Write out the entries, please, from the line containing "What does this" through their final line, exactly and with nothing else.

##### Material provided #####

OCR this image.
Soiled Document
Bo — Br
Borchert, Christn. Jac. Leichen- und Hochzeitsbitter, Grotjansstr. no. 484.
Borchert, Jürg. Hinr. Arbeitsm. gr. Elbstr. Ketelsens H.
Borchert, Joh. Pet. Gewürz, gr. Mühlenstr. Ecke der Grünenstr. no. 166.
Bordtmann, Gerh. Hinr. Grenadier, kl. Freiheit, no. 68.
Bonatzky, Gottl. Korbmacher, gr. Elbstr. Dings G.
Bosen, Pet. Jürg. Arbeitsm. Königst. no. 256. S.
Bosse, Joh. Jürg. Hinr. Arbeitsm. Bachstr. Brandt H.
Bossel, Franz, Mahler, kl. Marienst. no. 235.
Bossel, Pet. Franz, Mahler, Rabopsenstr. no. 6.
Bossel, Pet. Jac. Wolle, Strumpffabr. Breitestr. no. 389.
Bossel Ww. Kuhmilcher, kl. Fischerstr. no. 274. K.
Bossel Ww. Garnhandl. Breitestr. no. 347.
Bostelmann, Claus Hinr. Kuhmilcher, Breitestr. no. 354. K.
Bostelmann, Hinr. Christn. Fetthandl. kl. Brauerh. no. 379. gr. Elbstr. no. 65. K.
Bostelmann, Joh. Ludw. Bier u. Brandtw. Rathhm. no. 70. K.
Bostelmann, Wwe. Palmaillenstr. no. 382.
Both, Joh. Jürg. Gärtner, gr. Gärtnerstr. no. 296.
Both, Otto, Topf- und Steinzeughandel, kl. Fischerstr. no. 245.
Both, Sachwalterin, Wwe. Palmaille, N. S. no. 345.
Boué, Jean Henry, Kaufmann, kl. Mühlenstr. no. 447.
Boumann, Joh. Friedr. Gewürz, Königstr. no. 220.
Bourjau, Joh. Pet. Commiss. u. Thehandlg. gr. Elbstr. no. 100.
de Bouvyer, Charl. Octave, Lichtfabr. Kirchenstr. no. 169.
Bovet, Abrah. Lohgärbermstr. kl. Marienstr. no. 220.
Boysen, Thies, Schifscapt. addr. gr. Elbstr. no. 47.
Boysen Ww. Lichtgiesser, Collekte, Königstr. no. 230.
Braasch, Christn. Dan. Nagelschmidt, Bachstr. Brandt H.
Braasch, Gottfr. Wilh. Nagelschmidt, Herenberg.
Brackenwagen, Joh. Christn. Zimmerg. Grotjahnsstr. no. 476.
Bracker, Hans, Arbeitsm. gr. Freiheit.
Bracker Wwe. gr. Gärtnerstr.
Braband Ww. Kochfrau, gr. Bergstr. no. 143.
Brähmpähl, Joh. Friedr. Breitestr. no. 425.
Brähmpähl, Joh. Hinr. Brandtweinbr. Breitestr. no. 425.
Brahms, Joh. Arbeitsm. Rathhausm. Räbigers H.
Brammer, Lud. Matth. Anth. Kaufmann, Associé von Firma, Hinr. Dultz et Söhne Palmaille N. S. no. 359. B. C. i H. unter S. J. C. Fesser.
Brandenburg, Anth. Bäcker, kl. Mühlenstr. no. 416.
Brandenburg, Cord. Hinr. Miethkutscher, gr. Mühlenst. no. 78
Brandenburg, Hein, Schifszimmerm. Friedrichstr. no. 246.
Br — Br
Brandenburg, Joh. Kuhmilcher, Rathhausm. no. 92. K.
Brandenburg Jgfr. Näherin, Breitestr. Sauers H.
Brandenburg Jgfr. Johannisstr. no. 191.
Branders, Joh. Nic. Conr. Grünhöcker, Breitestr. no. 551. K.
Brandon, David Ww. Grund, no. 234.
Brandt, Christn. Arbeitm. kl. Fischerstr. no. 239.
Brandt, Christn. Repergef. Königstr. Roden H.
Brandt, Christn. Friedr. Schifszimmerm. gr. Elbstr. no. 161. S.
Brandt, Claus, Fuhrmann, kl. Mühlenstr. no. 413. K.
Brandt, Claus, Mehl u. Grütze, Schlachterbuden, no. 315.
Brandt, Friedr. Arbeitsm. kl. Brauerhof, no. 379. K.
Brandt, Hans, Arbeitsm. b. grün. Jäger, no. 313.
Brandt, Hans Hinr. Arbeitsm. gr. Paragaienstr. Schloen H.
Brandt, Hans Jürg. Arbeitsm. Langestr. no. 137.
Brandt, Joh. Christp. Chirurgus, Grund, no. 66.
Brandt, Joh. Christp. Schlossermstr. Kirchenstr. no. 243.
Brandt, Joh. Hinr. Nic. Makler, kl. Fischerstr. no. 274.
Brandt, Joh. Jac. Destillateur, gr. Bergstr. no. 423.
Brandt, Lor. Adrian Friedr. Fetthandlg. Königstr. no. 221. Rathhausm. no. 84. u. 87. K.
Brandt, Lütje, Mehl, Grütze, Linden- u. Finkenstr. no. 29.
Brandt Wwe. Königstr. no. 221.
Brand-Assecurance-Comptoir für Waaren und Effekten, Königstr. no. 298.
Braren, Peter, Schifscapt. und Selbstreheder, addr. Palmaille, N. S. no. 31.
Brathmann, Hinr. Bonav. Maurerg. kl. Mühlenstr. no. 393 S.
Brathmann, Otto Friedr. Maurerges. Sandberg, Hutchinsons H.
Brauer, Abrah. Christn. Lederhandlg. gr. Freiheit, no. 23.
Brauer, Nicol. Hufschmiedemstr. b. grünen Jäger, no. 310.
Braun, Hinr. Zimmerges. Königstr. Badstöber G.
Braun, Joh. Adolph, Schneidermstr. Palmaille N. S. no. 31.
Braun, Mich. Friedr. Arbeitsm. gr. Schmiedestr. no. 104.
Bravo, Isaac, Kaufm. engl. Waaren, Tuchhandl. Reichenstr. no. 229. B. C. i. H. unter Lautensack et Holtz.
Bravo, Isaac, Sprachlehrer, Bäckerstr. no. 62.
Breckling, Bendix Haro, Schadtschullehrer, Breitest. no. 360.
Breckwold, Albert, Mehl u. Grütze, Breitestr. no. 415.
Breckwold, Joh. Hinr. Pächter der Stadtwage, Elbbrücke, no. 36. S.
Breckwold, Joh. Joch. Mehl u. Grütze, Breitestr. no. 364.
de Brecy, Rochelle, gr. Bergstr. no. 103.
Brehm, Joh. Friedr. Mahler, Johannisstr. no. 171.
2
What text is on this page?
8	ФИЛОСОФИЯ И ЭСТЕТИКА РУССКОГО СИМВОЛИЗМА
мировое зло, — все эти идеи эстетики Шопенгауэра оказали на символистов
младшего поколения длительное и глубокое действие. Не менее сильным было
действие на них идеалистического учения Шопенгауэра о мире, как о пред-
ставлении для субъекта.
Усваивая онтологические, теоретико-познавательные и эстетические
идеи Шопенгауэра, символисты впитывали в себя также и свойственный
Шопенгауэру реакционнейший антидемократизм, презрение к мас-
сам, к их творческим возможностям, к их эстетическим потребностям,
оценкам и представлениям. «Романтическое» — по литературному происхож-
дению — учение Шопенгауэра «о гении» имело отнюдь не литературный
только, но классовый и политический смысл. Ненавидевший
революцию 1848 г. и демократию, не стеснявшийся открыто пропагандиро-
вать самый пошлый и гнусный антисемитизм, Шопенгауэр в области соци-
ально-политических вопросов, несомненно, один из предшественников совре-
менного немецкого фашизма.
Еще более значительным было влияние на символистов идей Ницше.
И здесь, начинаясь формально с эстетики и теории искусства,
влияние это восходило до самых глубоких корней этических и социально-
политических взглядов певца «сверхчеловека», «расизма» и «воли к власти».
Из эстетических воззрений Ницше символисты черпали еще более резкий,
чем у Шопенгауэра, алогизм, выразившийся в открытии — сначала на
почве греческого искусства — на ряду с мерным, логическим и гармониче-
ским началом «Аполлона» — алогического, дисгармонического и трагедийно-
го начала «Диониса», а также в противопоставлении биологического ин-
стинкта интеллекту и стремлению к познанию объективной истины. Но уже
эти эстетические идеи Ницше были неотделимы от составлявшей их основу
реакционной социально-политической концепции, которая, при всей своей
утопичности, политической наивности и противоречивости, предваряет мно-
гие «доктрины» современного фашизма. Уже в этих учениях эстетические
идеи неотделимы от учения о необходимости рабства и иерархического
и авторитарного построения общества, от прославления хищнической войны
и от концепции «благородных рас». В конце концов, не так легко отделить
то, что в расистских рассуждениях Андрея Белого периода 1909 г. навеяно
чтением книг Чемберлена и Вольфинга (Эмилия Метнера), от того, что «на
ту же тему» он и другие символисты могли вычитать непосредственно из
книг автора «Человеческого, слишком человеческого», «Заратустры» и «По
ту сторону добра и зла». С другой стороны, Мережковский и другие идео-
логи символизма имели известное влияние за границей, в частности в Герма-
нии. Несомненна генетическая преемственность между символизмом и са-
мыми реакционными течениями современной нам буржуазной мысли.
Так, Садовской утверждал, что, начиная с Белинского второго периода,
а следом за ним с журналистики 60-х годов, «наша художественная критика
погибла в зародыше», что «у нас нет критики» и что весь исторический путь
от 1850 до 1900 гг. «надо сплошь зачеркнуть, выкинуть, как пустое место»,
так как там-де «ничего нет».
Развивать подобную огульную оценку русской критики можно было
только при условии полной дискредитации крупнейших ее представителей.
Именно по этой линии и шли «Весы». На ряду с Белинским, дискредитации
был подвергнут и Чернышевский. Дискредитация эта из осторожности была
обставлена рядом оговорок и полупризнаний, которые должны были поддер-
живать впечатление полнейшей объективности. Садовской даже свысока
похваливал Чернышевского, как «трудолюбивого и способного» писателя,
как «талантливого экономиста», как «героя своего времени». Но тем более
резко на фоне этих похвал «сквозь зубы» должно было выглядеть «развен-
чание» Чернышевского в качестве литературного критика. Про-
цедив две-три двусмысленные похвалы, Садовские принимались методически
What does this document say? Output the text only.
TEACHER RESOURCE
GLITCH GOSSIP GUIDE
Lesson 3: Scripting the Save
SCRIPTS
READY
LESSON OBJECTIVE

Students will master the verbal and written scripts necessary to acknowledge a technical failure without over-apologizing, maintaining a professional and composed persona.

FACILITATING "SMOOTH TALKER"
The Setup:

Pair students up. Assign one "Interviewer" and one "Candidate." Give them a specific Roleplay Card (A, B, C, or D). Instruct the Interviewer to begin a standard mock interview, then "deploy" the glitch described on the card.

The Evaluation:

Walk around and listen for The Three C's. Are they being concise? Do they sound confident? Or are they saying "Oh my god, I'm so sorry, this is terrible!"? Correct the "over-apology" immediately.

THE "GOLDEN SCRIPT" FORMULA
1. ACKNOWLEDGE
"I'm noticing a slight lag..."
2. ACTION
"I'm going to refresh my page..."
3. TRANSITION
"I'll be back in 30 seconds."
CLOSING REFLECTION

#####

Task response:
What does this document say? Output the text only.
TEACHER RESOURCE
GLITCH GOSSIP GUIDE
Lesson 3: Scripting the Save
SCRIPTS
READY
LESSON OBJECTIVE

Students will master the verbal and written scripts necessary to acknowledge a technical failure without over-apologizing, maintaining a professional and composed persona.

FACILITATING "SMOOTH TALKER"
The Setup:

Pair students up. Assign one "Interviewer" and one "Candidate." Give them a specific Roleplay Card (A, B, C, or D). Instruct the Interviewer to begin a standard mock interview, then "deploy" the glitch described on the card.

The Evaluation:

Walk around and listen for The Three C's. Are they being concise? Do they sound confident? Or are they saying "Oh my god, I'm so sorry, this is terrible!"? Correct the "over-apology" immediately.

THE "GOLDEN SCRIPT" FORMULA
1. ACKNOWLEDGE
"I'm noticing a slight lag..."
2. ACTION
"I'm going to refresh my page..."
3. TRANSITION
"I'll be back in 30 seconds."
CLOSING REFLECTION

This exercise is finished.